Dataset items
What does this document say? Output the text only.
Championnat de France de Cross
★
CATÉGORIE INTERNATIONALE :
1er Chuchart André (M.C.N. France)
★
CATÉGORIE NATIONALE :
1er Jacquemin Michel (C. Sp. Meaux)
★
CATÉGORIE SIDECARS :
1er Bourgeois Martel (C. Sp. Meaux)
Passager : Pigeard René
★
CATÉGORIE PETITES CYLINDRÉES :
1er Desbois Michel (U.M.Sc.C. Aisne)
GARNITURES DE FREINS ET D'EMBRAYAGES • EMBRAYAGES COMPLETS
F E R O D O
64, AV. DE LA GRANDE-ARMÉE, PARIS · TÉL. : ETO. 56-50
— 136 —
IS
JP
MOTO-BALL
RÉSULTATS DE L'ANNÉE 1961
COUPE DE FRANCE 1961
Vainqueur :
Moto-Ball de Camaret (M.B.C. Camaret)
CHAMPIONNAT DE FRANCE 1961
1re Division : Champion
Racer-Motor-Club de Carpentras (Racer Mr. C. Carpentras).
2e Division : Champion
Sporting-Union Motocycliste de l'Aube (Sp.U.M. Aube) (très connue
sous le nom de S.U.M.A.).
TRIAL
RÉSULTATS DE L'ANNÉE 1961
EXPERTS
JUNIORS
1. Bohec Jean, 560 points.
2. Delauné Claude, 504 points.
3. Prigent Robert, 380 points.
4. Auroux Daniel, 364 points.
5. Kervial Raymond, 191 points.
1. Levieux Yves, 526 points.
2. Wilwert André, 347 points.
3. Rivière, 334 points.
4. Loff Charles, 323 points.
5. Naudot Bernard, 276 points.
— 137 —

--

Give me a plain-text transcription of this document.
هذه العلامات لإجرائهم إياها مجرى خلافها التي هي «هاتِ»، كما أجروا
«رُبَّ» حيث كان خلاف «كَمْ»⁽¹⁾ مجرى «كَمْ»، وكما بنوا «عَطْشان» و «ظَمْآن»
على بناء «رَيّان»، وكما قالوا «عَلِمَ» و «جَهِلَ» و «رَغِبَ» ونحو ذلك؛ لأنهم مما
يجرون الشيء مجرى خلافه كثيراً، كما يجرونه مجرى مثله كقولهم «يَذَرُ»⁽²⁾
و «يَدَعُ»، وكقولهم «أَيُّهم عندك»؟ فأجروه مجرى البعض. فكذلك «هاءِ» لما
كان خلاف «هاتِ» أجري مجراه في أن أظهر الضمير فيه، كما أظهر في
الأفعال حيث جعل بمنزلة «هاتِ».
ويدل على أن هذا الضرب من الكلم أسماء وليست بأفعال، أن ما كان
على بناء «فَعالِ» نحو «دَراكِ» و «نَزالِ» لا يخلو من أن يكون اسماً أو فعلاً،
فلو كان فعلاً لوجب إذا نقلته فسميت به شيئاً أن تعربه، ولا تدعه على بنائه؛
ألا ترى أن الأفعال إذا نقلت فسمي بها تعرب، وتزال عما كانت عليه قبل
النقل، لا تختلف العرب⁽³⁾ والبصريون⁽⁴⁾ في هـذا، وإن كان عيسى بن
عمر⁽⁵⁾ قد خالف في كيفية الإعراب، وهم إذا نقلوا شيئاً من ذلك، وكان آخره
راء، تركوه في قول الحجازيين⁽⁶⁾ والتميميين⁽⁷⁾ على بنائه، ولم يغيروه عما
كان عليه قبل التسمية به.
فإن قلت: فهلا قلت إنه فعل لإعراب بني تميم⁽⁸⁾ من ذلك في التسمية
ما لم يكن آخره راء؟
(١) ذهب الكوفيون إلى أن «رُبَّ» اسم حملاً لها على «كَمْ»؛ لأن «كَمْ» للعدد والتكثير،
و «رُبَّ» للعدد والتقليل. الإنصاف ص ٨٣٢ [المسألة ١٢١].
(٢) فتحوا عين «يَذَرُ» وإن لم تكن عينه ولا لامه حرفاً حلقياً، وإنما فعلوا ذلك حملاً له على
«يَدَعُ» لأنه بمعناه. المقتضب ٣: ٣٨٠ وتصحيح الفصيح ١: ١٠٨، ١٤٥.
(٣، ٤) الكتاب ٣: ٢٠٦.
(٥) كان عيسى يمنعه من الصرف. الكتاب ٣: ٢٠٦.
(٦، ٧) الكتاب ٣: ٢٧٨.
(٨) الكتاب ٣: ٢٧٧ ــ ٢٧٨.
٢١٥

Instruction ▸ Read the entries and pick out all lines that include the word "text".

Exercise output ▸
What does this document say? Output the text only.
Give me a plain-text transcription of this document.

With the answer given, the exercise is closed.